_Data for the task_.
• • •
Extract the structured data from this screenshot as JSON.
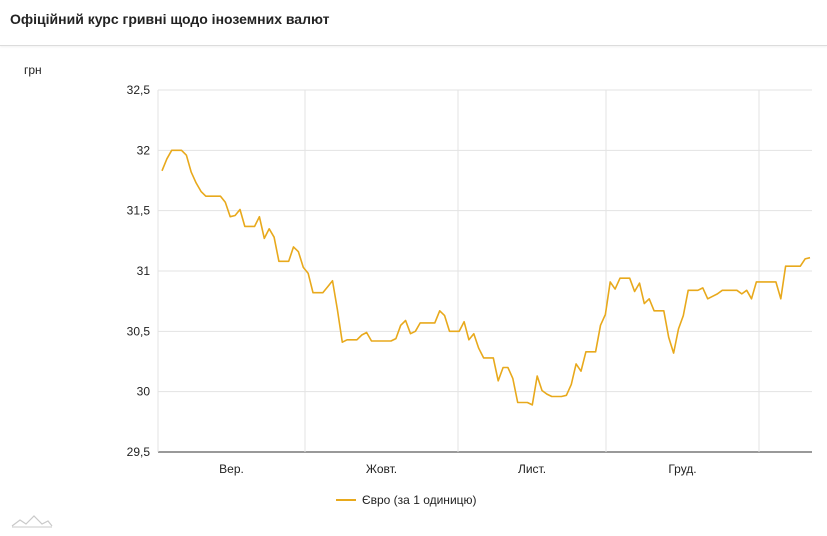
{
  "title": "Офіційний курс гривні щодо іноземних валют",
  "unit_label": "грн",
  "legend_label": "Євро (за 1 одиницю)",
  "line_color": "#e8a91c",
  "chart_data": {
    "type": "line",
    "title": "Офіційний курс гривні щодо іноземних валют",
    "ylabel": "грн",
    "ylim": [
      29.5,
      32.5
    ],
    "yticks": [
      29.5,
      30,
      30.5,
      31,
      31.5,
      32,
      32.5
    ],
    "ytick_labels": [
      "29,5",
      "30",
      "30,5",
      "31",
      "31,5",
      "32",
      "32,5"
    ],
    "grid": true,
    "legend_position": "bottom",
    "month_labels": [
      "Вер.",
      "Жовт.",
      "Лист.",
      "Груд."
    ],
    "series": [
      {
        "name": "Євро (за 1 одиницю)",
        "values": [
          31.83,
          31.93,
          32.0,
          32.0,
          32.0,
          31.96,
          31.82,
          31.73,
          31.66,
          31.62,
          31.62,
          31.62,
          31.62,
          31.57,
          31.45,
          31.46,
          31.51,
          31.37,
          31.37,
          31.37,
          31.45,
          31.27,
          31.35,
          31.28,
          31.08,
          31.08,
          31.08,
          31.2,
          31.16,
          31.03,
          30.98,
          30.82,
          30.82,
          30.82,
          30.87,
          30.92,
          30.68,
          30.41,
          30.43,
          30.43,
          30.43,
          30.47,
          30.49,
          30.42,
          30.42,
          30.42,
          30.42,
          30.42,
          30.44,
          30.55,
          30.59,
          30.48,
          30.5,
          30.57,
          30.57,
          30.57,
          30.57,
          30.67,
          30.63,
          30.5,
          30.5,
          30.5,
          30.58,
          30.43,
          30.48,
          30.36,
          30.28,
          30.28,
          30.28,
          30.09,
          30.2,
          30.2,
          30.11,
          29.91,
          29.91,
          29.91,
          29.89,
          30.13,
          30.01,
          29.98,
          29.96,
          29.96,
          29.96,
          29.97,
          30.06,
          30.23,
          30.17,
          30.33,
          30.33,
          30.33,
          30.55,
          30.64,
          30.91,
          30.85,
          30.94,
          30.94,
          30.94,
          30.83,
          30.9,
          30.73,
          30.77,
          30.67,
          30.67,
          30.67,
          30.45,
          30.32,
          30.52,
          30.63,
          30.84,
          30.84,
          30.84,
          30.86,
          30.77,
          30.79,
          30.81,
          30.84,
          30.84,
          30.84,
          30.84,
          30.81,
          30.84,
          30.77,
          30.91,
          30.91,
          30.91,
          30.91,
          30.91,
          30.77,
          31.04,
          31.04,
          31.04,
          31.04,
          31.1,
          31.11
        ]
      }
    ]
  }
}
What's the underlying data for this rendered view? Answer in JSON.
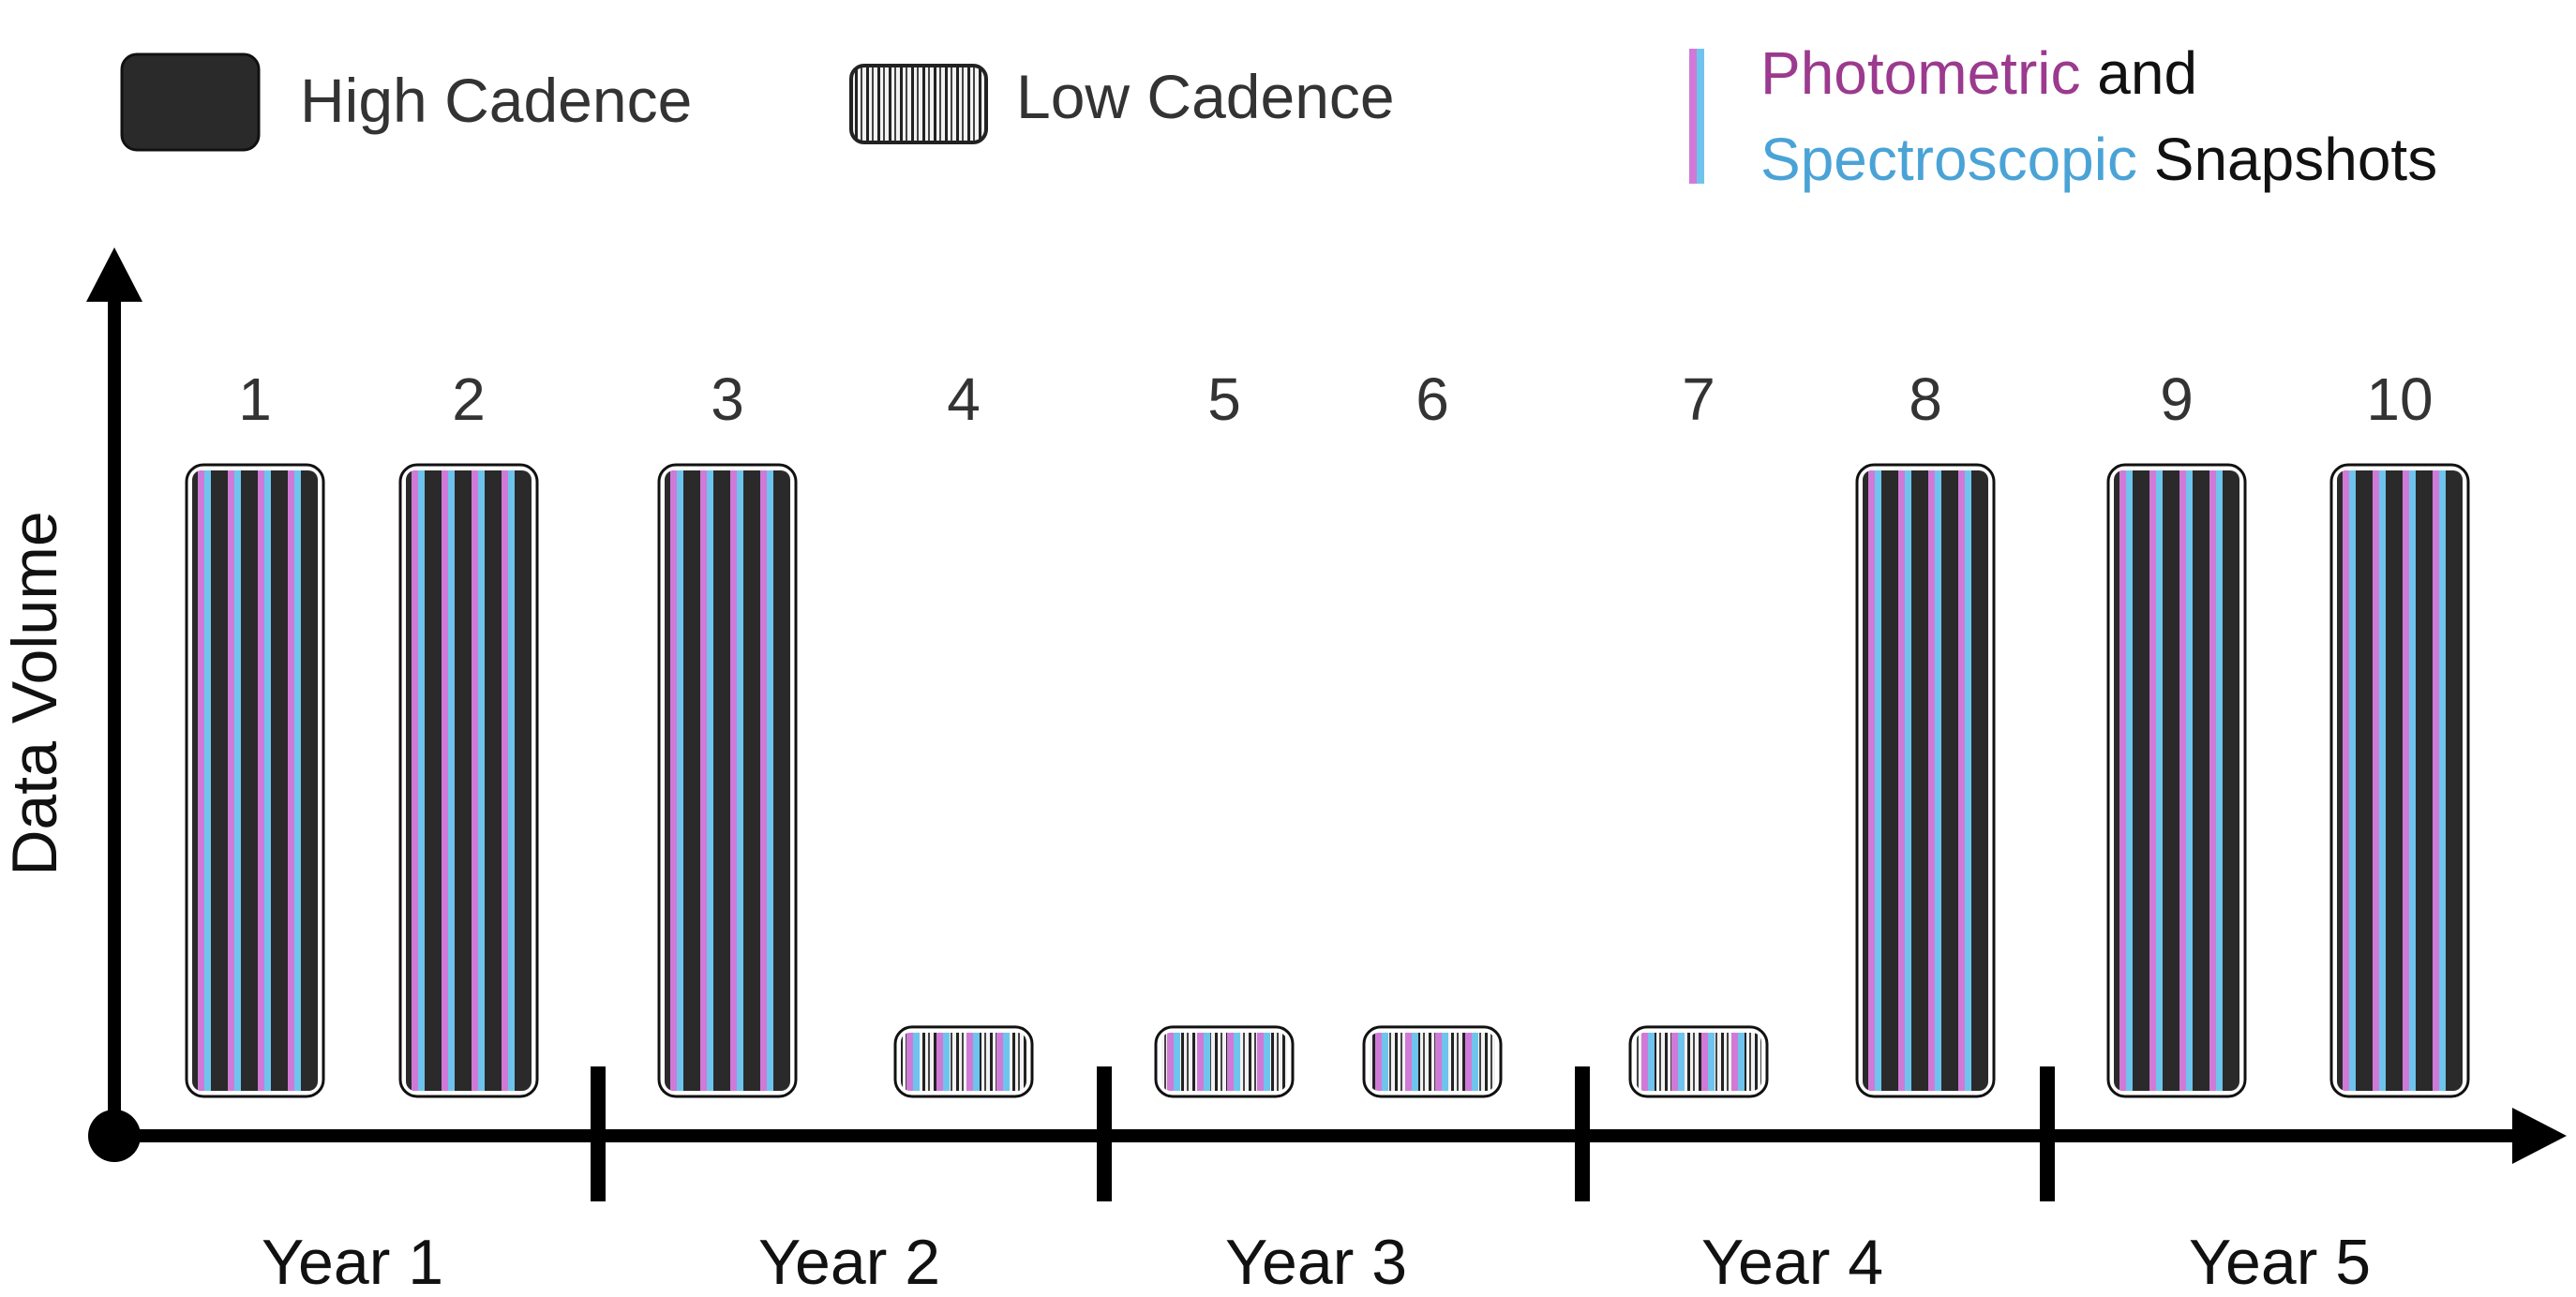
• • •
_Problem details_. Your task is an exact transcription of all the data, minus the pictures.

_Response_.
Extract the structured data from this screenshot as JSON.
{
  "title": "Офіційний курс гривні щодо іноземних валют",
  "unit_label": "грн",
  "legend_label": "Євро (за 1 одиницю)",
  "line_color": "#e8a91c",
  "chart_data": {
    "type": "line",
    "title": "Офіційний курс гривні щодо іноземних валют",
    "ylabel": "грн",
    "ylim": [
      29.5,
      32.5
    ],
    "yticks": [
      29.5,
      30,
      30.5,
      31,
      31.5,
      32,
      32.5
    ],
    "ytick_labels": [
      "29,5",
      "30",
      "30,5",
      "31",
      "31,5",
      "32",
      "32,5"
    ],
    "grid": true,
    "legend_position": "bottom",
    "month_labels": [
      "Вер.",
      "Жовт.",
      "Лист.",
      "Груд."
    ],
    "series": [
      {
        "name": "Євро (за 1 одиницю)",
        "values": [
          31.83,
          31.93,
          32.0,
          32.0,
          32.0,
          31.96,
          31.82,
          31.73,
          31.66,
          31.62,
          31.62,
          31.62,
          31.62,
          31.57,
          31.45,
          31.46,
          31.51,
          31.37,
          31.37,
          31.37,
          31.45,
          31.27,
          31.35,
          31.28,
          31.08,
          31.08,
          31.08,
          31.2,
          31.16,
          31.03,
          30.98,
          30.82,
          30.82,
          30.82,
          30.87,
          30.92,
          30.68,
          30.41,
          30.43,
          30.43,
          30.43,
          30.47,
          30.49,
          30.42,
          30.42,
          30.42,
          30.42,
          30.42,
          30.44,
          30.55,
          30.59,
          30.48,
          30.5,
          30.57,
          30.57,
          30.57,
          30.57,
          30.67,
          30.63,
          30.5,
          30.5,
          30.5,
          30.58,
          30.43,
          30.48,
          30.36,
          30.28,
          30.28,
          30.28,
          30.09,
          30.2,
          30.2,
          30.11,
          29.91,
          29.91,
          29.91,
          29.89,
          30.13,
          30.01,
          29.98,
          29.96,
          29.96,
          29.96,
          29.97,
          30.06,
          30.23,
          30.17,
          30.33,
          30.33,
          30.33,
          30.55,
          30.64,
          30.91,
          30.85,
          30.94,
          30.94,
          30.94,
          30.83,
          30.9,
          30.73,
          30.77,
          30.67,
          30.67,
          30.67,
          30.45,
          30.32,
          30.52,
          30.63,
          30.84,
          30.84,
          30.84,
          30.86,
          30.77,
          30.79,
          30.81,
          30.84,
          30.84,
          30.84,
          30.84,
          30.81,
          30.84,
          30.77,
          30.91,
          30.91,
          30.91,
          30.91,
          30.91,
          30.77,
          31.04,
          31.04,
          31.04,
          31.04,
          31.1,
          31.11
        ]
      }
    ]
  }
}
What's the underlying data for this rendered view? Answer in JSON.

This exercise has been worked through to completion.